-- YOUR OBJECTIVE --
Copy out the entries below precisely; nothing is to be omitted.

-- TASK INPUTS --
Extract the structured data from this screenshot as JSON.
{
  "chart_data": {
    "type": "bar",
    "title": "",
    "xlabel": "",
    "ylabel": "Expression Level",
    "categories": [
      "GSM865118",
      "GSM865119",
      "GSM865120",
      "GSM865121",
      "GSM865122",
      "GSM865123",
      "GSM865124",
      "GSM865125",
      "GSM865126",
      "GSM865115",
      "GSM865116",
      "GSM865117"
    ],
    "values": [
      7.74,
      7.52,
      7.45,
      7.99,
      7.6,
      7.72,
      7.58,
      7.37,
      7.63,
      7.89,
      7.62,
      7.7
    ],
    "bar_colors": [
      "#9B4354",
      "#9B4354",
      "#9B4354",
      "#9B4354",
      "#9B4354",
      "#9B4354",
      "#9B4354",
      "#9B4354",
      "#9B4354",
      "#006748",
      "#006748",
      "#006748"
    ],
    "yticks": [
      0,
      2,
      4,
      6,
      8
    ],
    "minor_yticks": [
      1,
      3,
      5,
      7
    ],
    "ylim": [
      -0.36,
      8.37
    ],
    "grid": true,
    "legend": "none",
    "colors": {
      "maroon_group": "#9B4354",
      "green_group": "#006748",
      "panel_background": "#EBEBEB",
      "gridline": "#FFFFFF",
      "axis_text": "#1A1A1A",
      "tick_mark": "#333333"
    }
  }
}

-- REPLY TO THE EXERCISE --
Extract the structured data from this screenshot as JSON.
{
  "chart_data": {
    "type": "bar",
    "title": "",
    "xlabel": "",
    "ylabel": "Expression Level",
    "categories": [
      "GSM865118",
      "GSM865119",
      "GSM865120",
      "GSM865121",
      "GSM865122",
      "GSM865123",
      "GSM865124",
      "GSM865125",
      "GSM865126",
      "GSM865115",
      "GSM865116",
      "GSM865117"
    ],
    "values": [
      7.74,
      7.52,
      7.45,
      7.99,
      7.6,
      7.72,
      7.58,
      7.37,
      7.63,
      7.89,
      7.62,
      7.7
    ],
    "bar_colors": [
      "#9B4354",
      "#9B4354",
      "#9B4354",
      "#9B4354",
      "#9B4354",
      "#9B4354",
      "#9B4354",
      "#9B4354",
      "#9B4354",
      "#006748",
      "#006748",
      "#006748"
    ],
    "yticks": [
      0,
      2,
      4,
      6,
      8
    ],
    "minor_yticks": [
      1,
      3,
      5,
      7
    ],
    "ylim": [
      -0.36,
      8.37
    ],
    "grid": true,
    "legend": "none",
    "colors": {
      "maroon_group": "#9B4354",
      "green_group": "#006748",
      "panel_background": "#EBEBEB",
      "gridline": "#FFFFFF",
      "axis_text": "#1A1A1A",
      "tick_mark": "#333333"
    }
  }
}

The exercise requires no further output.